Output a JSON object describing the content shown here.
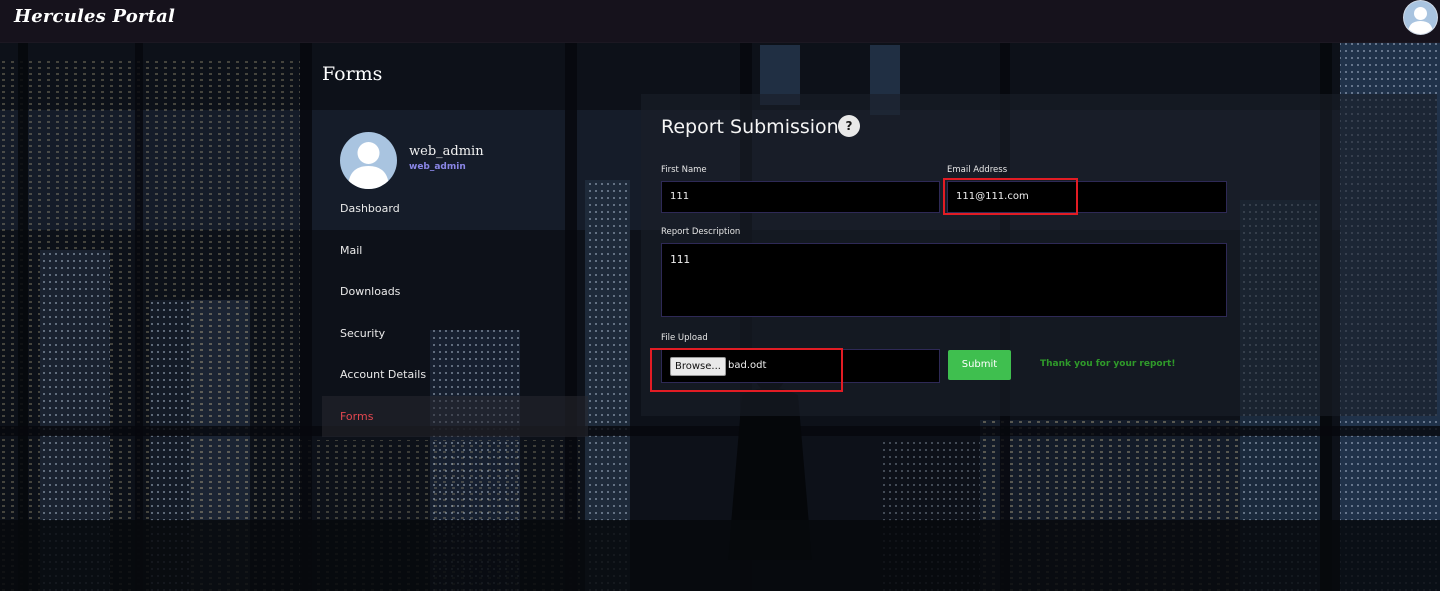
{
  "app": {
    "title": "Hercules Portal"
  },
  "page": {
    "title": "Forms"
  },
  "profile": {
    "name": "web_admin",
    "role": "web_admin"
  },
  "sidebar": {
    "items": [
      {
        "label": "Dashboard",
        "active": false
      },
      {
        "label": "Mail",
        "active": false
      },
      {
        "label": "Downloads",
        "active": false
      },
      {
        "label": "Security",
        "active": false
      },
      {
        "label": "Account Details",
        "active": false
      },
      {
        "label": "Forms",
        "active": true
      }
    ]
  },
  "form": {
    "title": "Report Submission",
    "help_icon_glyph": "?",
    "first_name": {
      "label": "First Name",
      "value": "111"
    },
    "email": {
      "label": "Email Address",
      "value": "111@111.com"
    },
    "description": {
      "label": "Report Description",
      "value": "111"
    },
    "file_upload": {
      "label": "File Upload",
      "browse_label": "Browse...",
      "file_name": "bad.odt"
    },
    "submit_label": "Submit",
    "success_message": "Thank you for your report!"
  },
  "colors": {
    "accent_active_nav": "#e1474f",
    "submit_green": "#3fbf4f",
    "success_text": "#2f9a2a",
    "role_text": "#8a86e6",
    "highlight_box": "#e21c24"
  },
  "icons": {
    "top_avatar": "user-avatar-icon",
    "profile_avatar": "user-avatar-icon",
    "help": "question-mark-icon"
  }
}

++++++++

_Your instructions_
Transcribe the full listing above exactly, with the images removed.

_Finished exercise_
Output a JSON object describing the content shown here.
{
  "app": {
    "title": "Hercules Portal"
  },
  "page": {
    "title": "Forms"
  },
  "profile": {
    "name": "web_admin",
    "role": "web_admin"
  },
  "sidebar": {
    "items": [
      {
        "label": "Dashboard",
        "active": false
      },
      {
        "label": "Mail",
        "active": false
      },
      {
        "label": "Downloads",
        "active": false
      },
      {
        "label": "Security",
        "active": false
      },
      {
        "label": "Account Details",
        "active": false
      },
      {
        "label": "Forms",
        "active": true
      }
    ]
  },
  "form": {
    "title": "Report Submission",
    "help_icon_glyph": "?",
    "first_name": {
      "label": "First Name",
      "value": "111"
    },
    "email": {
      "label": "Email Address",
      "value": "111@111.com"
    },
    "description": {
      "label": "Report Description",
      "value": "111"
    },
    "file_upload": {
      "label": "File Upload",
      "browse_label": "Browse...",
      "file_name": "bad.odt"
    },
    "submit_label": "Submit",
    "success_message": "Thank you for your report!"
  },
  "colors": {
    "accent_active_nav": "#e1474f",
    "submit_green": "#3fbf4f",
    "success_text": "#2f9a2a",
    "role_text": "#8a86e6",
    "highlight_box": "#e21c24"
  },
  "icons": {
    "top_avatar": "user-avatar-icon",
    "profile_avatar": "user-avatar-icon",
    "help": "question-mark-icon"
  }
}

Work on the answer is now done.